▶

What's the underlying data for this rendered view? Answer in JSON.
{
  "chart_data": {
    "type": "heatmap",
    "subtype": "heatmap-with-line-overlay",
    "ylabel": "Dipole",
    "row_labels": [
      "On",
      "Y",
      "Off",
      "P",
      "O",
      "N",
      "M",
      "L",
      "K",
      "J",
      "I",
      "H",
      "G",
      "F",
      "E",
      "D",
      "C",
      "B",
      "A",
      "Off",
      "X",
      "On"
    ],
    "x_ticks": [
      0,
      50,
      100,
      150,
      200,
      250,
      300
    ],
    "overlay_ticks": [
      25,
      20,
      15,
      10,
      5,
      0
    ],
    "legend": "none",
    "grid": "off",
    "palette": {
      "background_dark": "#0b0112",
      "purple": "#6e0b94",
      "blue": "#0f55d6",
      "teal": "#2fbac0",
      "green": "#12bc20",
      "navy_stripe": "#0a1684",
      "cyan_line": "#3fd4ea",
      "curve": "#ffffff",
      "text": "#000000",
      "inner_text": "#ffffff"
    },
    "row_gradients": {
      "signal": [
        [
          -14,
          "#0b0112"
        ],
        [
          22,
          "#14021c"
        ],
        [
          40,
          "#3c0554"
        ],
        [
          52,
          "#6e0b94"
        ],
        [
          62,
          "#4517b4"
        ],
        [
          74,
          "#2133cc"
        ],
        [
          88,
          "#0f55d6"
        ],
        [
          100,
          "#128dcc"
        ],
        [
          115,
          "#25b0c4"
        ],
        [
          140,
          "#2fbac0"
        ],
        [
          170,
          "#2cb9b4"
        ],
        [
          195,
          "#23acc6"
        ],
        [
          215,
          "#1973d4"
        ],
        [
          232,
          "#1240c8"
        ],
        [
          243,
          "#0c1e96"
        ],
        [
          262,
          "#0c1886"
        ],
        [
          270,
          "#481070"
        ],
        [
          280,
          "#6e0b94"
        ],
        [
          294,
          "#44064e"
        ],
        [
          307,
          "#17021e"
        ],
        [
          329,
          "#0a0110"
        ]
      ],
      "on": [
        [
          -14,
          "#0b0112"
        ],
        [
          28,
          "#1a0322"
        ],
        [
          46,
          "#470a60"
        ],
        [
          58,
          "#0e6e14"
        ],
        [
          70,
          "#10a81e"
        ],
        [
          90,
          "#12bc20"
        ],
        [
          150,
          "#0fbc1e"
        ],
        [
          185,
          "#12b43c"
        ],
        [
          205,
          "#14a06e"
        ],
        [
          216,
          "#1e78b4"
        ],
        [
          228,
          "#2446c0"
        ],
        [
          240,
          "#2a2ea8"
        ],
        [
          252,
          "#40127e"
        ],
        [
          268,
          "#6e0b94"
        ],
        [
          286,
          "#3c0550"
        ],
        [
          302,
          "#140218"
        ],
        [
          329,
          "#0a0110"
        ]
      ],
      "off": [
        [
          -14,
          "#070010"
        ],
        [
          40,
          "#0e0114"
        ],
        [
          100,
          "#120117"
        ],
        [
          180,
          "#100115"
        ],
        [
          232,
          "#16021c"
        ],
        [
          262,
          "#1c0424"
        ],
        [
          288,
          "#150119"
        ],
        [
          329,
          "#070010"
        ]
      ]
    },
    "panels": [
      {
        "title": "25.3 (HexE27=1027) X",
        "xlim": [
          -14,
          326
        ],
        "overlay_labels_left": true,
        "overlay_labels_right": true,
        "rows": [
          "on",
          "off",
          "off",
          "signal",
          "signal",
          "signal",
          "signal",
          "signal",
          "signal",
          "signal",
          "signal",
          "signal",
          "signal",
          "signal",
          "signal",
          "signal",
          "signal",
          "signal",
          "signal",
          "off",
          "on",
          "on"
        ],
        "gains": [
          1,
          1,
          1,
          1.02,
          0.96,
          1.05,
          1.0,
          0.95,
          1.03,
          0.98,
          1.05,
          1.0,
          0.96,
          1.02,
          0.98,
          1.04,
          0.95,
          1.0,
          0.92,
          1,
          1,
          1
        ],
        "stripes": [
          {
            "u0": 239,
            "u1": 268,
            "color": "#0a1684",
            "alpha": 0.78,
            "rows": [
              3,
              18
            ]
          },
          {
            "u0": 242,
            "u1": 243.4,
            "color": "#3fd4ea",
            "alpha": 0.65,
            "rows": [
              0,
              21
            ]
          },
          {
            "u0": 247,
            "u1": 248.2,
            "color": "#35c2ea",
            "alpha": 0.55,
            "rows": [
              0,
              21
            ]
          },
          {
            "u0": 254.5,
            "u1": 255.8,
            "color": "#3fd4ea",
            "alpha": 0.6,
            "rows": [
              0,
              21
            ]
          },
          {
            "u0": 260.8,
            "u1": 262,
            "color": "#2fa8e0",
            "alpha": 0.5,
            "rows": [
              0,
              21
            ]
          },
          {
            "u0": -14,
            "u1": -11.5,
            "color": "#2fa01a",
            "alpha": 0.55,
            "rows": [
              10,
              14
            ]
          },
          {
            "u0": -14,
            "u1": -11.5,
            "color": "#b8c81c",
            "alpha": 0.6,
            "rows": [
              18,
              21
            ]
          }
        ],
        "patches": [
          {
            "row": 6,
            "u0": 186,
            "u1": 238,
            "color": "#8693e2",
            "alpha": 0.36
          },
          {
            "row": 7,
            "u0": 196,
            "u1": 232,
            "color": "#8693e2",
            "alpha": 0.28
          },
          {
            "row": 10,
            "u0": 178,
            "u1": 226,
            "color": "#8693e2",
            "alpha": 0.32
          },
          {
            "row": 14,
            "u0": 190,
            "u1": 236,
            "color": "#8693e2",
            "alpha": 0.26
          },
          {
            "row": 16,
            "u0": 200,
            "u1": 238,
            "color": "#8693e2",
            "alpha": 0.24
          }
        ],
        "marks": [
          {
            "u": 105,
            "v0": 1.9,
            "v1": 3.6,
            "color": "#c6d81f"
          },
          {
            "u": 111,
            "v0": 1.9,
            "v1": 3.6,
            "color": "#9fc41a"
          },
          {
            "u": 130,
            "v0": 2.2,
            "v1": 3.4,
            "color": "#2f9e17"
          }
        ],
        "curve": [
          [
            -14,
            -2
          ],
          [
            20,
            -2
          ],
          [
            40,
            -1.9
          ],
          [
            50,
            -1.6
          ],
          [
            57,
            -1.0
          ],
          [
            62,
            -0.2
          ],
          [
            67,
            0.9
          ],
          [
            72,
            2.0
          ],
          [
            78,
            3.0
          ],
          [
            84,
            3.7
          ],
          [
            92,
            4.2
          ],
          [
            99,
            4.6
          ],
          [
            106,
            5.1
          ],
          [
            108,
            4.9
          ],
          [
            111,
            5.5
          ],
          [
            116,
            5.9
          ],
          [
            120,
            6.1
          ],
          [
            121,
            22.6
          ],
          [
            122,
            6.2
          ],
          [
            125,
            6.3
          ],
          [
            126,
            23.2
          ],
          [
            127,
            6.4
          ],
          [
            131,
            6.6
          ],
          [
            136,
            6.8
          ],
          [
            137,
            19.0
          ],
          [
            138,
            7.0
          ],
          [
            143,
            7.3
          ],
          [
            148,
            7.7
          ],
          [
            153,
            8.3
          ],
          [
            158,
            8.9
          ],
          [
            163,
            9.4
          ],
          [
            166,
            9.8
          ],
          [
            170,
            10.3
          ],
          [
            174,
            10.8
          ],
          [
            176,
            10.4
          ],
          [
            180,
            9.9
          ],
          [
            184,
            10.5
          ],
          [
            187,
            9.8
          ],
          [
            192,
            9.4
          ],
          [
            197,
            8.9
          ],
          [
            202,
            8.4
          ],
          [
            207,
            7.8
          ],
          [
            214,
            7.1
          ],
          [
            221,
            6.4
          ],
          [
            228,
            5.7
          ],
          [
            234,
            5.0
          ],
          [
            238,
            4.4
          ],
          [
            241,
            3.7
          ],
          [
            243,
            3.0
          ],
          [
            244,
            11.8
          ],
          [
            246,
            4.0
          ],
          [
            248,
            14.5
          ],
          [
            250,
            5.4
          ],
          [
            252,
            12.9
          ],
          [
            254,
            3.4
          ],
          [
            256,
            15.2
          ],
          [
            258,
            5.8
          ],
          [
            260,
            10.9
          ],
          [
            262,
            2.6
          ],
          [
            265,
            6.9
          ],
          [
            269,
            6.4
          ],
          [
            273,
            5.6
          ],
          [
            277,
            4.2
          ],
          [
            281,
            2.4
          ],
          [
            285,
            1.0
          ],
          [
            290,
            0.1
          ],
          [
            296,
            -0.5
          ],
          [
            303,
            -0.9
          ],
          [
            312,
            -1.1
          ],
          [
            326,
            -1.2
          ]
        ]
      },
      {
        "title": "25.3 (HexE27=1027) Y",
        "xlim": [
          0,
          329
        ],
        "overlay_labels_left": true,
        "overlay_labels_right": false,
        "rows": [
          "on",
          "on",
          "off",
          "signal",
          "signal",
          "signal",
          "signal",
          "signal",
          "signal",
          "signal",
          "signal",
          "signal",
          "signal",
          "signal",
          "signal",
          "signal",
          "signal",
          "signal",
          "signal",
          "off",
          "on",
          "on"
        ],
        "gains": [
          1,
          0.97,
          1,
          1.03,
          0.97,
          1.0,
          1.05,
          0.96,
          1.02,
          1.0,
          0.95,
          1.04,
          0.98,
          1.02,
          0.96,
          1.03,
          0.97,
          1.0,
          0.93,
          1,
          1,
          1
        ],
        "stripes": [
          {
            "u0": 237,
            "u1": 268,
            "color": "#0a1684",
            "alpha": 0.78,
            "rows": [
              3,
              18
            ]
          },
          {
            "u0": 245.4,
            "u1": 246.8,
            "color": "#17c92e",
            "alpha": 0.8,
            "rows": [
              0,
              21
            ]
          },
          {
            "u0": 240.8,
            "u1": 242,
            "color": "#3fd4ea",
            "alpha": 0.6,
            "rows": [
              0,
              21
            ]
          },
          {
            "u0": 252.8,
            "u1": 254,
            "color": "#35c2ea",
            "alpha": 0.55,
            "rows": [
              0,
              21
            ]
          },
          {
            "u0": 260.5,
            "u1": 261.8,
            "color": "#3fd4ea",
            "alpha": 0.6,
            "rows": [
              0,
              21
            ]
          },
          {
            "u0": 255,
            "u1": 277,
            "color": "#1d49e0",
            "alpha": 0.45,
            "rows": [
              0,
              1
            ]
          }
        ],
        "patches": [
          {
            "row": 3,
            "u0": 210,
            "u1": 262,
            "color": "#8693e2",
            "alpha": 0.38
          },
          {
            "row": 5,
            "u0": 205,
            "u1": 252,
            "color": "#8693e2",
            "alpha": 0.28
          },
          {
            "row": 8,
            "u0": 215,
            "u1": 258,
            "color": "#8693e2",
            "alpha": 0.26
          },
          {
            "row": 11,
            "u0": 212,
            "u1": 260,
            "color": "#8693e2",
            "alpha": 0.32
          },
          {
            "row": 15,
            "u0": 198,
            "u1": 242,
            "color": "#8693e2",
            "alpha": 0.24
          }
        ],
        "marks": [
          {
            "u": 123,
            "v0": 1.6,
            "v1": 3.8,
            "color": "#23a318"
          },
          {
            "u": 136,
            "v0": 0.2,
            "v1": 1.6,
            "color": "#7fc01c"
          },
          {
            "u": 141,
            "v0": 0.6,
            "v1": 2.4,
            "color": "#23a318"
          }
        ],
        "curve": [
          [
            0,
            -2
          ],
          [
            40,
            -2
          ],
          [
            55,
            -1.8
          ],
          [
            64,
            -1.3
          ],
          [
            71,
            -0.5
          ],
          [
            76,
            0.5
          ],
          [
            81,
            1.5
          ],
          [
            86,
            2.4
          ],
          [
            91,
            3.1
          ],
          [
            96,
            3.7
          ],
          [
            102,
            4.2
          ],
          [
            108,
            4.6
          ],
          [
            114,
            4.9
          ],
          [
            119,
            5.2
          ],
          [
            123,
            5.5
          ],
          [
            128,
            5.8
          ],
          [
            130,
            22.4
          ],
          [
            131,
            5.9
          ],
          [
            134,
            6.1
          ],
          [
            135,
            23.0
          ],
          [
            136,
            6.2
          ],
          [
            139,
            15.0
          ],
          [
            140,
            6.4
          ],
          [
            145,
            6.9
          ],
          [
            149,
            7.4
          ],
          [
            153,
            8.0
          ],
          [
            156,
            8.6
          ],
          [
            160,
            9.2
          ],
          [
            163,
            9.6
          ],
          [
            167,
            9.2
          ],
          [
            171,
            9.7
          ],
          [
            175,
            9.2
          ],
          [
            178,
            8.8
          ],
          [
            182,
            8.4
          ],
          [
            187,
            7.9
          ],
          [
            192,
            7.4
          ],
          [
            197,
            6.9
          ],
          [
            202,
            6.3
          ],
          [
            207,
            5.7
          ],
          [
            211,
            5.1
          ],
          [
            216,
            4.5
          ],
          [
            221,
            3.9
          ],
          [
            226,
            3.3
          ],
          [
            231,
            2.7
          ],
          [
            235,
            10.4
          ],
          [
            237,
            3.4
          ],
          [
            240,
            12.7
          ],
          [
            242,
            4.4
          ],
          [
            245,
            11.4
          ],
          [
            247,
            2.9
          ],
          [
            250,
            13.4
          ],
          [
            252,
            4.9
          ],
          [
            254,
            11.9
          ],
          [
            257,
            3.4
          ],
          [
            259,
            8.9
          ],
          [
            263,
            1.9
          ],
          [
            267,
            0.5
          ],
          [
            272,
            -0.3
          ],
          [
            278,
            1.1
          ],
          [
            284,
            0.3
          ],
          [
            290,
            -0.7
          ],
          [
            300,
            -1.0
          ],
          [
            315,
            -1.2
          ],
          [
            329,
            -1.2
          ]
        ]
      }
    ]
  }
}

◀

__Stated task__
Return solely the number of lines in the data that include the word "title".

__Task result__
2